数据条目
* * * * *
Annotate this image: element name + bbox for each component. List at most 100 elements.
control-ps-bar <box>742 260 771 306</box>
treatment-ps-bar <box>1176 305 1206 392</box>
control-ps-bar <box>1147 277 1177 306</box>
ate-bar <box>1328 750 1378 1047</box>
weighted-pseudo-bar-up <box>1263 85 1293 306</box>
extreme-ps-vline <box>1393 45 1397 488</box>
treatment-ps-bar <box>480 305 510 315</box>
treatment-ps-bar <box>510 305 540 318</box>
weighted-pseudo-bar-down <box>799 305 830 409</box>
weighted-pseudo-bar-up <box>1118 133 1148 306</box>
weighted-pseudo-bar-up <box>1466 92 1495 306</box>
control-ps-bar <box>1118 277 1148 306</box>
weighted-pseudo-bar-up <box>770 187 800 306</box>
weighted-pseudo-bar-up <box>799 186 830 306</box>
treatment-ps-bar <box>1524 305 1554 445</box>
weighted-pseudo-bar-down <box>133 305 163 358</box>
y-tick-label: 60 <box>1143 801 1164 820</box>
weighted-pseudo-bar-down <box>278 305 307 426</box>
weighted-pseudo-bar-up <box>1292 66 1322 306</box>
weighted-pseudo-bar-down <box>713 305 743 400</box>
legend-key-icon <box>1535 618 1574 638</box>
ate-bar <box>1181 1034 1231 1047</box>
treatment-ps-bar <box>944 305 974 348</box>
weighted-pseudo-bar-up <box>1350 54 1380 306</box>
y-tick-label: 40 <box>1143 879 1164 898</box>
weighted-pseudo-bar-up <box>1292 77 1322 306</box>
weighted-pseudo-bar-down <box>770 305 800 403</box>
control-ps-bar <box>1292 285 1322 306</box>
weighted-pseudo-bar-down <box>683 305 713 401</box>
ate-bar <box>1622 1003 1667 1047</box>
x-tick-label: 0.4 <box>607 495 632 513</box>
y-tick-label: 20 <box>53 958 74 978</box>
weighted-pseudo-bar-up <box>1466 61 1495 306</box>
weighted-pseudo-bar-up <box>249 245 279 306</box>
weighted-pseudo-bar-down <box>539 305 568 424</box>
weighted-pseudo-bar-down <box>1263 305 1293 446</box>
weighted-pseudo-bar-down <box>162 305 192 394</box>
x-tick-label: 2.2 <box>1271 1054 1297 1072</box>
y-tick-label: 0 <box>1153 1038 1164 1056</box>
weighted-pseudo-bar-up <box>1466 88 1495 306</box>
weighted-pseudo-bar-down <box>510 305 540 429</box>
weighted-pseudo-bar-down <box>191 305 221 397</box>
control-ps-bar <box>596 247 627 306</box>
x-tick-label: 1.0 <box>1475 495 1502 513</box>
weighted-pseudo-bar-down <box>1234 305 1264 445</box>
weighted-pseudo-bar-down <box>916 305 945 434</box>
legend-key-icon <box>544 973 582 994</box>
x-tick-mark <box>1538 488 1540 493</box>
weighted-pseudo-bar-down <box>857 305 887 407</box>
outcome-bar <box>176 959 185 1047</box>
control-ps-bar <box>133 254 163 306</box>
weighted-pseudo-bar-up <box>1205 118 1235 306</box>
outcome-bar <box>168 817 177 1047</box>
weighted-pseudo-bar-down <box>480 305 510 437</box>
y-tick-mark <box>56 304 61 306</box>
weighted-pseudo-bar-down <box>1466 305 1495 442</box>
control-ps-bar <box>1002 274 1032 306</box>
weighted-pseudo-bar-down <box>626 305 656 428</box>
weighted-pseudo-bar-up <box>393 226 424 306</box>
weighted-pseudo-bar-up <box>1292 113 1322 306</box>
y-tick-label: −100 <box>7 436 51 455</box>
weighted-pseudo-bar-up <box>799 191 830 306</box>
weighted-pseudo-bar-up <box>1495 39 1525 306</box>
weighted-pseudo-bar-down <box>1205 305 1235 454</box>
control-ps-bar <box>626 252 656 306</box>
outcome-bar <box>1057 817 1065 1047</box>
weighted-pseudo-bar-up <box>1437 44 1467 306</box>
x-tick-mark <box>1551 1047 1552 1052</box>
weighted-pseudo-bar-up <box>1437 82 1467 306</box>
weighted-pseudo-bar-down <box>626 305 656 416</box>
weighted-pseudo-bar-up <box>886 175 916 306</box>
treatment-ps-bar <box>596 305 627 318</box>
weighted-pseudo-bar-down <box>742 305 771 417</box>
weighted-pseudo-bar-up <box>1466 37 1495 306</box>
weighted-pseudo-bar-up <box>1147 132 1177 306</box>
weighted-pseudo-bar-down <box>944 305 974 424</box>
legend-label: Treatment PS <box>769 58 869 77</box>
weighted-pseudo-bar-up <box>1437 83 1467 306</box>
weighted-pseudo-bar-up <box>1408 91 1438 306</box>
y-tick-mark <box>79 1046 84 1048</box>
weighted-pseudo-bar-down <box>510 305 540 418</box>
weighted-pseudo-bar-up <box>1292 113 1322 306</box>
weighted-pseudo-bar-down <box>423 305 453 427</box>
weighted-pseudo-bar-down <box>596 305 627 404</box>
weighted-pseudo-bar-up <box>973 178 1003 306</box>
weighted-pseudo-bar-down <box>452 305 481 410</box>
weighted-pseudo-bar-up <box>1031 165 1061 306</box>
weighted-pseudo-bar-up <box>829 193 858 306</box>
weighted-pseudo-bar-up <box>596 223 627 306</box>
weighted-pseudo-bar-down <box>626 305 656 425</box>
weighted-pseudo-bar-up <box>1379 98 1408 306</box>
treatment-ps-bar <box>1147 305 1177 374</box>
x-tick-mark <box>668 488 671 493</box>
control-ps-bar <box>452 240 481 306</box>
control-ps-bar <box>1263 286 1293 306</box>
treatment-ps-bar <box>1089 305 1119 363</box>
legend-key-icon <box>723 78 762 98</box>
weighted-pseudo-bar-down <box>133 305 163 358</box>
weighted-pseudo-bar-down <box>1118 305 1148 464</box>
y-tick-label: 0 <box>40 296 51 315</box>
* * * * *
简要说明:
请将以上材料中的“ate-bar”全部改名为“effect-bar”，其余内容一字不改，并完整写出改后的全部材料。

参考答案:
Annotate this image: element name + bbox for each component. List at most 100 elements.
control-ps-bar <box>742 260 771 306</box>
treatment-ps-bar <box>1176 305 1206 392</box>
control-ps-bar <box>1147 277 1177 306</box>
effect-bar <box>1328 750 1378 1047</box>
weighted-pseudo-bar-up <box>1263 85 1293 306</box>
extreme-ps-vline <box>1393 45 1397 488</box>
treatment-ps-bar <box>480 305 510 315</box>
treatment-ps-bar <box>510 305 540 318</box>
weighted-pseudo-bar-down <box>799 305 830 409</box>
weighted-pseudo-bar-up <box>1118 133 1148 306</box>
weighted-pseudo-bar-up <box>1466 92 1495 306</box>
control-ps-bar <box>1118 277 1148 306</box>
weighted-pseudo-bar-up <box>770 187 800 306</box>
weighted-pseudo-bar-up <box>799 186 830 306</box>
treatment-ps-bar <box>1524 305 1554 445</box>
weighted-pseudo-bar-down <box>133 305 163 358</box>
y-tick-label: 60 <box>1143 801 1164 820</box>
weighted-pseudo-bar-down <box>278 305 307 426</box>
weighted-pseudo-bar-up <box>1292 66 1322 306</box>
weighted-pseudo-bar-down <box>713 305 743 400</box>
legend-key-icon <box>1535 618 1574 638</box>
effect-bar <box>1181 1034 1231 1047</box>
treatment-ps-bar <box>944 305 974 348</box>
weighted-pseudo-bar-up <box>1350 54 1380 306</box>
y-tick-label: 40 <box>1143 879 1164 898</box>
weighted-pseudo-bar-up <box>1292 77 1322 306</box>
weighted-pseudo-bar-down <box>770 305 800 403</box>
control-ps-bar <box>1292 285 1322 306</box>
weighted-pseudo-bar-down <box>683 305 713 401</box>
effect-bar <box>1622 1003 1667 1047</box>
x-tick-label: 0.4 <box>607 495 632 513</box>
y-tick-label: 20 <box>53 958 74 978</box>
weighted-pseudo-bar-up <box>1466 61 1495 306</box>
weighted-pseudo-bar-up <box>249 245 279 306</box>
weighted-pseudo-bar-down <box>539 305 568 424</box>
weighted-pseudo-bar-down <box>1263 305 1293 446</box>
weighted-pseudo-bar-down <box>162 305 192 394</box>
x-tick-label: 2.2 <box>1271 1054 1297 1072</box>
y-tick-label: 0 <box>1153 1038 1164 1056</box>
weighted-pseudo-bar-up <box>1466 88 1495 306</box>
weighted-pseudo-bar-down <box>510 305 540 429</box>
weighted-pseudo-bar-down <box>191 305 221 397</box>
control-ps-bar <box>596 247 627 306</box>
x-tick-label: 1.0 <box>1475 495 1502 513</box>
weighted-pseudo-bar-down <box>1234 305 1264 445</box>
weighted-pseudo-bar-down <box>916 305 945 434</box>
legend-key-icon <box>544 973 582 994</box>
x-tick-mark <box>1538 488 1540 493</box>
weighted-pseudo-bar-down <box>857 305 887 407</box>
outcome-bar <box>176 959 185 1047</box>
control-ps-bar <box>133 254 163 306</box>
weighted-pseudo-bar-up <box>1205 118 1235 306</box>
outcome-bar <box>168 817 177 1047</box>
weighted-pseudo-bar-down <box>480 305 510 437</box>
y-tick-mark <box>56 304 61 306</box>
weighted-pseudo-bar-down <box>1466 305 1495 442</box>
control-ps-bar <box>1002 274 1032 306</box>
weighted-pseudo-bar-down <box>626 305 656 428</box>
weighted-pseudo-bar-up <box>393 226 424 306</box>
weighted-pseudo-bar-up <box>1292 113 1322 306</box>
y-tick-label: −100 <box>7 436 51 455</box>
weighted-pseudo-bar-up <box>799 191 830 306</box>
weighted-pseudo-bar-up <box>1495 39 1525 306</box>
weighted-pseudo-bar-down <box>1205 305 1235 454</box>
control-ps-bar <box>626 252 656 306</box>
outcome-bar <box>1057 817 1065 1047</box>
weighted-pseudo-bar-up <box>1437 44 1467 306</box>
x-tick-mark <box>1551 1047 1552 1052</box>
weighted-pseudo-bar-up <box>1437 82 1467 306</box>
weighted-pseudo-bar-down <box>626 305 656 416</box>
weighted-pseudo-bar-up <box>886 175 916 306</box>
treatment-ps-bar <box>596 305 627 318</box>
weighted-pseudo-bar-down <box>742 305 771 417</box>
weighted-pseudo-bar-up <box>1466 37 1495 306</box>
weighted-pseudo-bar-up <box>1147 132 1177 306</box>
weighted-pseudo-bar-down <box>944 305 974 424</box>
legend-label: Treatment PS <box>769 58 869 77</box>
weighted-pseudo-bar-up <box>1437 83 1467 306</box>
weighted-pseudo-bar-up <box>1408 91 1438 306</box>
y-tick-mark <box>79 1046 84 1048</box>
weighted-pseudo-bar-down <box>510 305 540 418</box>
weighted-pseudo-bar-up <box>1292 113 1322 306</box>
weighted-pseudo-bar-down <box>423 305 453 427</box>
weighted-pseudo-bar-down <box>596 305 627 404</box>
weighted-pseudo-bar-up <box>973 178 1003 306</box>
weighted-pseudo-bar-down <box>452 305 481 410</box>
weighted-pseudo-bar-up <box>1031 165 1061 306</box>
weighted-pseudo-bar-up <box>829 193 858 306</box>
weighted-pseudo-bar-up <box>596 223 627 306</box>
weighted-pseudo-bar-down <box>626 305 656 425</box>
weighted-pseudo-bar-up <box>1379 98 1408 306</box>
treatment-ps-bar <box>1147 305 1177 374</box>
x-tick-mark <box>668 488 671 493</box>
control-ps-bar <box>452 240 481 306</box>
control-ps-bar <box>1263 286 1293 306</box>
treatment-ps-bar <box>1089 305 1119 363</box>
legend-key-icon <box>723 78 762 98</box>
weighted-pseudo-bar-down <box>133 305 163 358</box>
weighted-pseudo-bar-down <box>1118 305 1148 464</box>
y-tick-label: 0 <box>40 296 51 315</box>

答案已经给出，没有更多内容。